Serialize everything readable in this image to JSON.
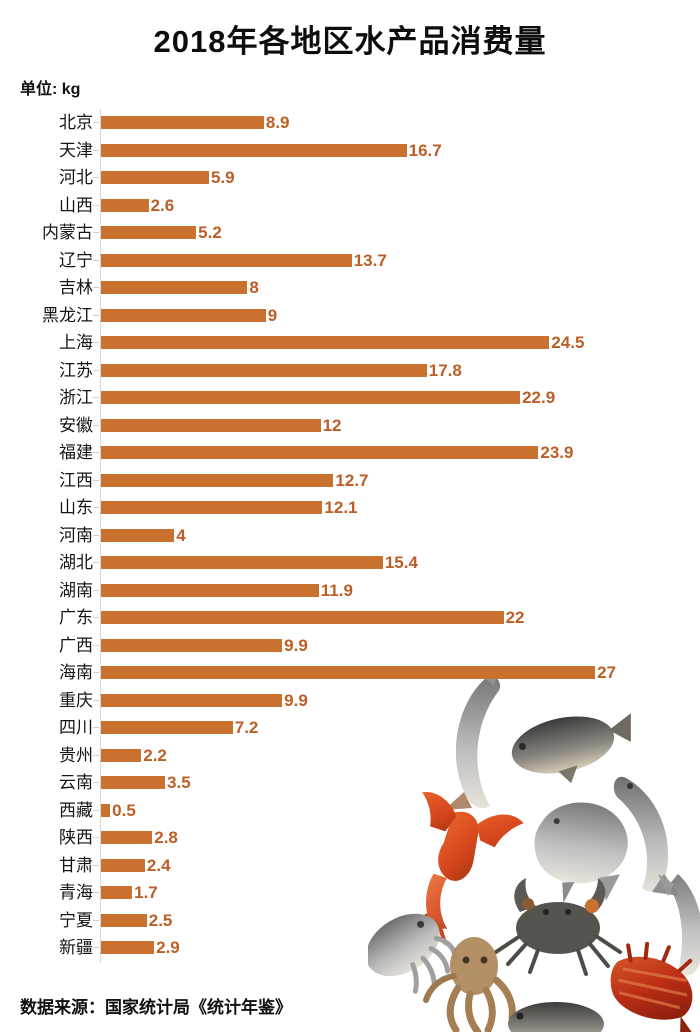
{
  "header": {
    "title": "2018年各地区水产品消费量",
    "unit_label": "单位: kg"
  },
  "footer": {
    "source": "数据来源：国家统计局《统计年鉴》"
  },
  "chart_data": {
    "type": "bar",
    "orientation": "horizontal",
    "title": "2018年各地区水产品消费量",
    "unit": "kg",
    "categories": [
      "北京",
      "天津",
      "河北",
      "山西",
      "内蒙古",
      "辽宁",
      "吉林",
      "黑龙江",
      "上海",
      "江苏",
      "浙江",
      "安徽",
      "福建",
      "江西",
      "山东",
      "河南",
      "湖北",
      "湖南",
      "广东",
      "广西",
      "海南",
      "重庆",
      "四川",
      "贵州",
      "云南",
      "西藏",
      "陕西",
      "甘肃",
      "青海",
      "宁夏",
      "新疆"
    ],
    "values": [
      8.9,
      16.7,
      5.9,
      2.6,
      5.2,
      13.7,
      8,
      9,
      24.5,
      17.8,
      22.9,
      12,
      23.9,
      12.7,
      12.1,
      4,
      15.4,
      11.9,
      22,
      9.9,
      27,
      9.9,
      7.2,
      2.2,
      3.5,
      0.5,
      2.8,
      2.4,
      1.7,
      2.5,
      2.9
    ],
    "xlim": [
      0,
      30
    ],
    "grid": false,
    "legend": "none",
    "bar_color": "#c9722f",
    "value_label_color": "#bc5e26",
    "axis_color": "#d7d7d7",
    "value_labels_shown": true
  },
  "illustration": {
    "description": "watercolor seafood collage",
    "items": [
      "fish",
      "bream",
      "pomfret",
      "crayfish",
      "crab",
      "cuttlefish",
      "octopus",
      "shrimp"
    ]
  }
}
··········
#### [What the exercise asks]
Excluding the pictures, reproduce every entry exactly as given.

#### [Solution]
Serialize everything readable in this image to JSON.
{
  "header": {
    "title": "2018年各地区水产品消费量",
    "unit_label": "单位: kg"
  },
  "footer": {
    "source": "数据来源：国家统计局《统计年鉴》"
  },
  "chart_data": {
    "type": "bar",
    "orientation": "horizontal",
    "title": "2018年各地区水产品消费量",
    "unit": "kg",
    "categories": [
      "北京",
      "天津",
      "河北",
      "山西",
      "内蒙古",
      "辽宁",
      "吉林",
      "黑龙江",
      "上海",
      "江苏",
      "浙江",
      "安徽",
      "福建",
      "江西",
      "山东",
      "河南",
      "湖北",
      "湖南",
      "广东",
      "广西",
      "海南",
      "重庆",
      "四川",
      "贵州",
      "云南",
      "西藏",
      "陕西",
      "甘肃",
      "青海",
      "宁夏",
      "新疆"
    ],
    "values": [
      8.9,
      16.7,
      5.9,
      2.6,
      5.2,
      13.7,
      8,
      9,
      24.5,
      17.8,
      22.9,
      12,
      23.9,
      12.7,
      12.1,
      4,
      15.4,
      11.9,
      22,
      9.9,
      27,
      9.9,
      7.2,
      2.2,
      3.5,
      0.5,
      2.8,
      2.4,
      1.7,
      2.5,
      2.9
    ],
    "xlim": [
      0,
      30
    ],
    "grid": false,
    "legend": "none",
    "bar_color": "#c9722f",
    "value_label_color": "#bc5e26",
    "axis_color": "#d7d7d7",
    "value_labels_shown": true
  },
  "illustration": {
    "description": "watercolor seafood collage",
    "items": [
      "fish",
      "bream",
      "pomfret",
      "crayfish",
      "crab",
      "cuttlefish",
      "octopus",
      "shrimp"
    ]
  }
}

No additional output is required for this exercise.